Convert the records below into a JSON list of strings, one string per line, omitting blank lines, beginning with the first line of the records and continuing up to and including the line that contains "Text: R = -0.218: R". Include only those lines.

--------------------------------

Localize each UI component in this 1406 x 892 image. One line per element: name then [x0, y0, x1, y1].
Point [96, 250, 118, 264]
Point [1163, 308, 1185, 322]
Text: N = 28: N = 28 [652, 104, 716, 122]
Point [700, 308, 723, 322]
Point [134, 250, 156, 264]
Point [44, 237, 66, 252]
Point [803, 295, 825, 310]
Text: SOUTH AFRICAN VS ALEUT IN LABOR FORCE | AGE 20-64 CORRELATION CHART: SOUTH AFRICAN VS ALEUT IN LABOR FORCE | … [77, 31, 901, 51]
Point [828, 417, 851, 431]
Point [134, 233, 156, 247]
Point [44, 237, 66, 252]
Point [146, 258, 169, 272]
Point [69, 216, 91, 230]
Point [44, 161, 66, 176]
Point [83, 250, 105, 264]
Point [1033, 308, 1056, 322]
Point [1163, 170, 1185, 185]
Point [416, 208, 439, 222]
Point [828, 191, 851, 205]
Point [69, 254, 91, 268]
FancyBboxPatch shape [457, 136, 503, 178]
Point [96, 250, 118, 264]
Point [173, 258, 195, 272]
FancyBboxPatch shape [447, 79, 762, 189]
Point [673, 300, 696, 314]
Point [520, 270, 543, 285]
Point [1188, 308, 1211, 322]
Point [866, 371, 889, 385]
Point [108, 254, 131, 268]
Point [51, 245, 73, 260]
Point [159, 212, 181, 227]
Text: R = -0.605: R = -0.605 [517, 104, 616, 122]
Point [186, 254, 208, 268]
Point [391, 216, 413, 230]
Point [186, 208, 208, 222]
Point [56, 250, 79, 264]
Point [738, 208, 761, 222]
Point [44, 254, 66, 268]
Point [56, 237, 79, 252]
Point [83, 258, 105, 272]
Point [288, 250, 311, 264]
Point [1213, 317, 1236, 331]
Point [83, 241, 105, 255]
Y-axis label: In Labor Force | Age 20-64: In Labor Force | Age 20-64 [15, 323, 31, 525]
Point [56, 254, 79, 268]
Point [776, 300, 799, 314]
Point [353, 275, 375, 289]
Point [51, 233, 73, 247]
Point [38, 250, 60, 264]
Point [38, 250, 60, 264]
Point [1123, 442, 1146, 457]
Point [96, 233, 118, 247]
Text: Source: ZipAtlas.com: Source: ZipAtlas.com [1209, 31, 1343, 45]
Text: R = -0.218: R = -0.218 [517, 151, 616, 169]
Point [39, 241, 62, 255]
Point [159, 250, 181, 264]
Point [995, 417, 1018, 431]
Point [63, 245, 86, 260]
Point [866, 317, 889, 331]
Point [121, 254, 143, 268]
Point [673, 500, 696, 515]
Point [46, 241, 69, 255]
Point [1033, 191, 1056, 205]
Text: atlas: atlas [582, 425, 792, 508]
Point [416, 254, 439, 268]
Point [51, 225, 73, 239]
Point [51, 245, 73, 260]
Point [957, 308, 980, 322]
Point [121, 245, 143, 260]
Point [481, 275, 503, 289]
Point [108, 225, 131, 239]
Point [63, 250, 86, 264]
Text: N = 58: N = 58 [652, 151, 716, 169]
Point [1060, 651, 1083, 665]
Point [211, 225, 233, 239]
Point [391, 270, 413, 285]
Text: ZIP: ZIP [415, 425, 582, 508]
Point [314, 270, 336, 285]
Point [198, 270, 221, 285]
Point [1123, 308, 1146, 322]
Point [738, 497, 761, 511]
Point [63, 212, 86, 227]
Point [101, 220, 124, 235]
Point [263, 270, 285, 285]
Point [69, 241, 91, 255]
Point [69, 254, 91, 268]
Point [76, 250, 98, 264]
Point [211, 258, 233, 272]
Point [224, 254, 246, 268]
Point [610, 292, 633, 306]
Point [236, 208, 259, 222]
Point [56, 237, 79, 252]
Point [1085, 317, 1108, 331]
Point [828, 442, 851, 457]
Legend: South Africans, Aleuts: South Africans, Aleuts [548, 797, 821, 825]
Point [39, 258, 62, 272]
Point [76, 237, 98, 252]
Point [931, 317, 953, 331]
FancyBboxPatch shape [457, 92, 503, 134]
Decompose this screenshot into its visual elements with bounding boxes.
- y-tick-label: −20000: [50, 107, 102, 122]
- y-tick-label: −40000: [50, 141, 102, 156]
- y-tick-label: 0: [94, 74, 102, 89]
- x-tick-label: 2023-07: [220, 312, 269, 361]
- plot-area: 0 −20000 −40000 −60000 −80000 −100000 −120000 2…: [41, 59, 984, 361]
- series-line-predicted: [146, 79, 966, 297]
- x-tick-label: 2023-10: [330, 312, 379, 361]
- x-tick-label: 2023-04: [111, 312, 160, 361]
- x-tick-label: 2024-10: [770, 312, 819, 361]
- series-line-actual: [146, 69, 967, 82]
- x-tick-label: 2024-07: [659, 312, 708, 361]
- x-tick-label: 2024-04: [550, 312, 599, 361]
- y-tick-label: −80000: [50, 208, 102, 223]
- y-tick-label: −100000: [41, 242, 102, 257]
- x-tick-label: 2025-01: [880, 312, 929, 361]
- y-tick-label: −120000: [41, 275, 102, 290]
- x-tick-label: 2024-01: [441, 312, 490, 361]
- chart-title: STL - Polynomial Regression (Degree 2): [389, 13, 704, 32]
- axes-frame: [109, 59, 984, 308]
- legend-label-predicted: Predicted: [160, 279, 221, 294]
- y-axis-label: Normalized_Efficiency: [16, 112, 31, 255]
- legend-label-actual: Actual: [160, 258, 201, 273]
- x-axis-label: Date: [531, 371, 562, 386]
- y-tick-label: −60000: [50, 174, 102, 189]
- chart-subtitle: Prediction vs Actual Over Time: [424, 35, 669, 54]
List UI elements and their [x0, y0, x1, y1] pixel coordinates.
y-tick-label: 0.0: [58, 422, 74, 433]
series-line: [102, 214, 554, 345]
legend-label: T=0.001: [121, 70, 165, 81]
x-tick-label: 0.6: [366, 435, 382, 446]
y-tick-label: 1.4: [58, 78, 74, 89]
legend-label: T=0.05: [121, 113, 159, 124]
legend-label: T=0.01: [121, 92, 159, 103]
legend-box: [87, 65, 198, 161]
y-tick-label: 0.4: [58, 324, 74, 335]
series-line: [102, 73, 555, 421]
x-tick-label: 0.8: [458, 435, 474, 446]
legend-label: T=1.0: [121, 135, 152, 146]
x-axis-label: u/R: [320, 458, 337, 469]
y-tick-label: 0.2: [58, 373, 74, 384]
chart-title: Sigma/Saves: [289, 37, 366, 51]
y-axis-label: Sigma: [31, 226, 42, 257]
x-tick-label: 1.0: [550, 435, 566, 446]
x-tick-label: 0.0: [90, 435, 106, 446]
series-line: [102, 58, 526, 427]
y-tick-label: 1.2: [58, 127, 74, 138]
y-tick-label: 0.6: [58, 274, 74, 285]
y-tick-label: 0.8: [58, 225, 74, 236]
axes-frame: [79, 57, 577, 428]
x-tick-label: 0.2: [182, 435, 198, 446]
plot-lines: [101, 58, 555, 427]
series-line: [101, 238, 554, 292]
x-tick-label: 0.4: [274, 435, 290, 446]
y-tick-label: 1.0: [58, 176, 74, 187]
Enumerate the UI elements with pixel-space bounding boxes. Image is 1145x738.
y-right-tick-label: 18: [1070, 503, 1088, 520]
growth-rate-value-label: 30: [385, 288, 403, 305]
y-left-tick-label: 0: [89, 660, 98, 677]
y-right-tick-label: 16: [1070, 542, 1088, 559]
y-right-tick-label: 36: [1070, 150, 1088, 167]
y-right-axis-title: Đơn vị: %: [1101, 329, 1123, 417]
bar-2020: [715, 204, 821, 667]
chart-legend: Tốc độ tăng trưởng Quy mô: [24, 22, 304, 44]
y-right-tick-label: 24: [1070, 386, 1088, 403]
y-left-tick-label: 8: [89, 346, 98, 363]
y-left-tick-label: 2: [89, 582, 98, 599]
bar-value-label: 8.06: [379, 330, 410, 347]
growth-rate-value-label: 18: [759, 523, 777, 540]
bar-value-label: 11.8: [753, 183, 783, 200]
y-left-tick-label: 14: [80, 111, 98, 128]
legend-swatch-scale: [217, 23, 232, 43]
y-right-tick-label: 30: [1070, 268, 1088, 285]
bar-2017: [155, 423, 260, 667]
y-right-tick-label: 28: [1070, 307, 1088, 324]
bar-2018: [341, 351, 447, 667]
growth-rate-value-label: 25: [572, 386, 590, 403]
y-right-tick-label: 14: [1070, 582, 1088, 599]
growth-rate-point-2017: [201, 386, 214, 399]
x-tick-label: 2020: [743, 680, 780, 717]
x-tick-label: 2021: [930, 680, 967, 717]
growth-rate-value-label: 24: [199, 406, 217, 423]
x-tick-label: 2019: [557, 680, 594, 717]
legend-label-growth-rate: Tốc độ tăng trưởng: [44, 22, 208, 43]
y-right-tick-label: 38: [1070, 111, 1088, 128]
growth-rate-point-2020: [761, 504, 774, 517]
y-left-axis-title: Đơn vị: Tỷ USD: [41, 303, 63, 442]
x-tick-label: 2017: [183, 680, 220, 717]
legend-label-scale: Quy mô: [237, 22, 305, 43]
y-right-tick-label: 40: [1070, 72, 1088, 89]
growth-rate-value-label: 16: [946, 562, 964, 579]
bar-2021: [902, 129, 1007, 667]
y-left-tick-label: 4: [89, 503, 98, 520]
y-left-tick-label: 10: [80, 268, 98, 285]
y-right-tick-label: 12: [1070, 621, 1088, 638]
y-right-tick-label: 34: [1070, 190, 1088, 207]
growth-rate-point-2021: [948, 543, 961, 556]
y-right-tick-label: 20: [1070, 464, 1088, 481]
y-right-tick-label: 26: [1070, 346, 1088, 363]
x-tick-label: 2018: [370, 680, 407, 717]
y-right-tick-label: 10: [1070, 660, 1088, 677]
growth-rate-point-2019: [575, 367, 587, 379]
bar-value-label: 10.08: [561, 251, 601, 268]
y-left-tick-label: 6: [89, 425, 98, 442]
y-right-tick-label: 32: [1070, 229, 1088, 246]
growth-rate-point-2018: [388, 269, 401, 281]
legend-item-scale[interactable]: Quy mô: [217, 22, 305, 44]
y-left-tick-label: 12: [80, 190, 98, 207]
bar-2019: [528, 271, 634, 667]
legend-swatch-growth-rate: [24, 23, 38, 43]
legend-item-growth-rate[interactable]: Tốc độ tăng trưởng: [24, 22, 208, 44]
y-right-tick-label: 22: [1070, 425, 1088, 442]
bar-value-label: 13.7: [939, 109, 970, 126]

--------------------------------

#### [Task result]
[
  "Localize each UI component in this 1406 x 892 image. One line per element: name then [x0, y0, x1, y1].",
  "Point [96, 250, 118, 264]",
  "Point [1163, 308, 1185, 322]",
  "Text: N = 28: N = 28 [652, 104, 716, 122]",
  "Point [700, 308, 723, 322]",
  "Point [134, 250, 156, 264]",
  "Point [44, 237, 66, 252]",
  "Point [803, 295, 825, 310]",
  "Text: SOUTH AFRICAN VS ALEUT IN LABOR FORCE | AGE 20-64 CORRELATION CHART: SOUTH AFRICAN VS ALEUT IN LABOR FORCE | … [77, 31, 901, 51]",
  "Point [828, 417, 851, 431]",
  "Point [134, 233, 156, 247]",
  "Point [44, 237, 66, 252]",
  "Point [146, 258, 169, 272]",
  "Point [69, 216, 91, 230]",
  "Point [44, 161, 66, 176]",
  "Point [83, 250, 105, 264]",
  "Point [1033, 308, 1056, 322]",
  "Point [1163, 170, 1185, 185]",
  "Point [416, 208, 439, 222]",
  "Point [828, 191, 851, 205]",
  "Point [69, 254, 91, 268]",
  "FancyBboxPatch shape [457, 136, 503, 178]",
  "Point [96, 250, 118, 264]",
  "Point [173, 258, 195, 272]",
  "FancyBboxPatch shape [447, 79, 762, 189]",
  "Point [673, 300, 696, 314]",
  "Point [520, 270, 543, 285]",
  "Point [1188, 308, 1211, 322]",
  "Point [866, 371, 889, 385]",
  "Point [108, 254, 131, 268]",
  "Point [51, 245, 73, 260]",
  "Point [159, 212, 181, 227]",
  "Text: R = -0.605: R = -0.605 [517, 104, 616, 122]",
  "Point [186, 254, 208, 268]",
  "Point [391, 216, 413, 230]",
  "Point [186, 208, 208, 222]",
  "Point [56, 250, 79, 264]",
  "Point [738, 208, 761, 222]",
  "Point [44, 254, 66, 268]",
  "Point [56, 237, 79, 252]",
  "Point [83, 258, 105, 272]",
  "Point [288, 250, 311, 264]",
  "Point [1213, 317, 1236, 331]",
  "Point [83, 241, 105, 255]",
  "Y-axis label: In Labor Force | Age 20-64: In Labor Force | Age 20-64 [15, 323, 31, 525]",
  "Point [56, 254, 79, 268]",
  "Point [776, 300, 799, 314]",
  "Point [353, 275, 375, 289]",
  "Point [51, 233, 73, 247]",
  "Point [38, 250, 60, 264]",
  "Point [38, 250, 60, 264]",
  "Point [1123, 442, 1146, 457]",
  "Point [96, 233, 118, 247]",
  "Text: Source: ZipAtlas.com: Source: ZipAtlas.com [1209, 31, 1343, 45]",
  "Text: R = -0.218: R = -0.218 [517, 151, 616, 169]"
]